◆ Consignes:
a - Relevez toutes les mesures principales annoncées par Attal qui figurent dans le texte sur l'assurance chômage.
b - Poursuivez le texte sur la réforme de l'assurance chômage à la suite de sa dernière phrase.
===== Texte extrait
Deux réformes de l’assurance chômage ont diminué fortement le montant et la durée d’indemnisation du chômage depuis 2021. Le gouvernement envisage de réduire une nouvelle fois les protections contre le chômage.
Les principales mesures annoncées par Attal sont les suivantes : durcissement des conditions d’éligibilité à l’indemnisation (avoir travaillé plus longtemps sur une période plus courte), report de l’entrée dans l’indemnisation prolongée pour les seniors, et réduction de la durée d’indemnisation (maximum à 15 mois) pour tous les allocataires ayant travaillé plus de 20 mois; parallèlement suppression de l’ASS (par un autre texte).
Les effets prévisibles sont une nouvelle baisse importante du taux de couverture de l’assurance chômage qui n’indemnise déjà que 4 chômeurs sur 10, et une aggravation des effets de la réforme des retraites pour les seniors sans emploi.
==========
===== Données fournies
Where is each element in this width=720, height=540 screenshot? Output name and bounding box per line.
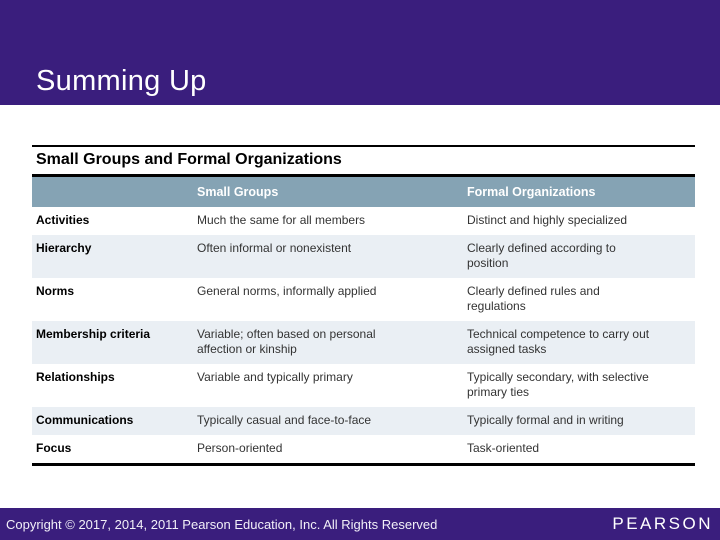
row-label-membership-criteria: Membership criteria — [32, 321, 197, 364]
cell-small-groups: Typically casual and face-to-face — [197, 407, 467, 435]
table-title: Small Groups and Formal Organizations — [32, 145, 695, 177]
cell-formal-organizations: Distinct and highly specialized — [467, 213, 628, 227]
cell-small-groups: Variable; often based on personal affect… — [197, 321, 467, 364]
row-label-hierarchy: Hierarchy — [32, 235, 197, 278]
copyright-text: Copyright © 2017, 2014, 2011 Pearson Edu… — [6, 516, 438, 532]
header-cell-row-label — [32, 177, 197, 207]
row-label-communications: Communications — [32, 407, 197, 435]
header-cell-small-groups: Small Groups — [197, 177, 467, 207]
cell-small-groups: Often informal or nonexistent — [197, 235, 467, 278]
cell-small-groups: Person-oriented — [197, 441, 283, 455]
slide-title: Summing Up — [36, 65, 207, 97]
table-row: Focus Person-oriented Task-oriented — [32, 435, 695, 465]
table-row: Norms General norms, informally applied … — [32, 278, 695, 321]
table-header-row: Small Groups Formal Organizations — [32, 177, 695, 207]
cell-formal-organizations: Clearly defined according to position — [467, 235, 695, 278]
table-row: Activities Much the same for all members… — [32, 207, 695, 235]
header-cell-formal-organizations: Formal Organizations — [467, 177, 695, 207]
table-row: Relationships Variable and typically pri… — [32, 364, 695, 407]
row-label-activities: Activities — [36, 213, 90, 227]
slide-title-banner: Summing Up — [0, 0, 720, 105]
cell-small-groups: Much the same for all members — [197, 213, 366, 227]
table-row: Hierarchy Often informal or nonexistent … — [32, 235, 695, 278]
cell-formal-organizations: Technical competence to carry out assign… — [467, 321, 695, 364]
comparison-table-block: Small Groups and Formal Organizations Sm… — [32, 145, 695, 466]
row-label-focus: Focus — [36, 441, 72, 455]
cell-formal-organizations: Clearly defined rules and regulations — [467, 284, 600, 313]
table-row: Communications Typically casual and face… — [32, 407, 695, 435]
cell-formal-organizations: Typically secondary, with selective prim… — [467, 370, 649, 399]
footer-bar: Copyright © 2017, 2014, 2011 Pearson Edu… — [0, 508, 720, 540]
comparison-table: Small Groups Formal Organizations Activi… — [32, 177, 695, 466]
row-label-norms: Norms — [36, 284, 75, 298]
cell-formal-organizations: Task-oriented — [467, 441, 540, 455]
row-label-relationships: Relationships — [36, 370, 115, 384]
table-row: Membership criteria Variable; often base… — [32, 321, 695, 364]
cell-small-groups: Variable and typically primary — [197, 370, 353, 384]
cell-small-groups: General norms, informally applied — [197, 284, 377, 298]
pearson-logo: PEARSON — [612, 514, 713, 533]
cell-formal-organizations: Typically formal and in writing — [467, 407, 695, 435]
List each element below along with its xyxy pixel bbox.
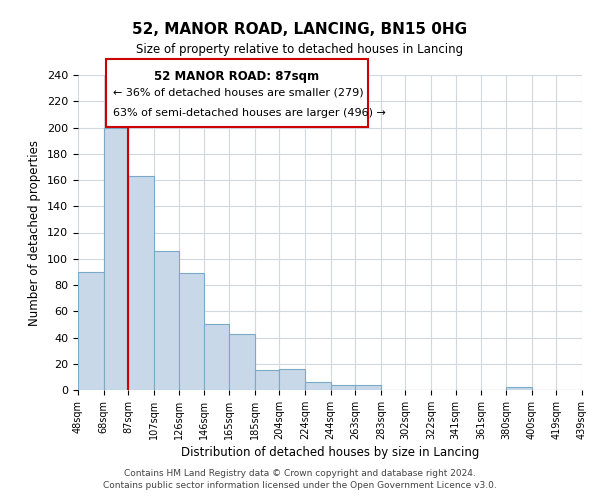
X-axis label: Distribution of detached houses by size in Lancing: Distribution of detached houses by size … xyxy=(181,446,479,459)
Bar xyxy=(104,128,128,390)
Text: Size of property relative to detached houses in Lancing: Size of property relative to detached ho… xyxy=(136,42,464,56)
Bar xyxy=(305,382,331,390)
Bar xyxy=(78,272,104,390)
Bar xyxy=(154,251,179,390)
Text: ← 36% of detached houses are smaller (279): ← 36% of detached houses are smaller (27… xyxy=(113,88,364,98)
Bar xyxy=(279,369,305,390)
FancyBboxPatch shape xyxy=(106,59,368,127)
Text: Contains HM Land Registry data © Crown copyright and database right 2024.
Contai: Contains HM Land Registry data © Crown c… xyxy=(103,468,497,490)
Bar xyxy=(355,385,381,390)
Text: 63% of semi-detached houses are larger (496) →: 63% of semi-detached houses are larger (… xyxy=(113,108,386,118)
Bar xyxy=(582,388,600,390)
Text: 52, MANOR ROAD, LANCING, BN15 0HG: 52, MANOR ROAD, LANCING, BN15 0HG xyxy=(133,22,467,38)
Bar xyxy=(205,324,229,390)
Bar xyxy=(254,370,279,390)
Bar xyxy=(179,273,205,390)
Bar xyxy=(331,385,355,390)
Bar xyxy=(506,388,532,390)
Y-axis label: Number of detached properties: Number of detached properties xyxy=(28,140,41,326)
Bar xyxy=(128,176,154,390)
Bar xyxy=(229,334,254,390)
Text: 52 MANOR ROAD: 87sqm: 52 MANOR ROAD: 87sqm xyxy=(154,70,319,84)
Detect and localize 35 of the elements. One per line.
==========
◆ Réponses par consigne:
a -
- Durcissement des conditions d'éligibilité à l'indemnisation (avoir travaillé plus longtemps sur une période plus courte)
- Report de l'entrée dans l'indemnisation prolongée pour les seniors
- Réduction de la durée d'indemnisation (maximum à 15 mois) pour tous les allocataires ayant travaillé plus de 20 mois
- Suppression de l'ASS (par un autre texte)

b -
Alors que les comptes de l’assurance chômage sont excédentaires et que les précédentes réformes ne sont pas encore évaluées, rien ne justifie ni cet acharnement ni cette précipitation à réformer à nouveau. L’effet cumulé des réformes du chômage depuis 2019 apparaît sans précédent historique.
Contrairement aux déclarations du PM, les effets des réformes précédentes sur l’emploi ne sont pas encore évalués, et ni les économistes ni les services du ministère n’anticipent de cette nouvelle réforme d’effets forts sur le taux de chômage.
Les motivations réelles du gouvernement sont à la fois de se servir de l’assurance chômage pour diminuer le déficit de l’Etat (la réforme devrait générer 3,7 milliards d’économie supplémentaire par an en régime de croisière), et de mettre sous pression l’ensemble des salariés en emploi ou non sur le marché du travail.
Résumé des épisodes précédents
Depuis le début du premier quinquennat Macron, les réformes d’assurance chômage se succèdent sans interruption. Après une réforme du financement et la dépossession de fait des partenaires sociaux de la gouvernance de l’Unédic en 2018, deux réformes de réduction des droits à indemnisation ont été imposées, contre les organisations de salariés unanimes :
- une réforme de l’éligibilité et du calcul de l’indemnité en 2021.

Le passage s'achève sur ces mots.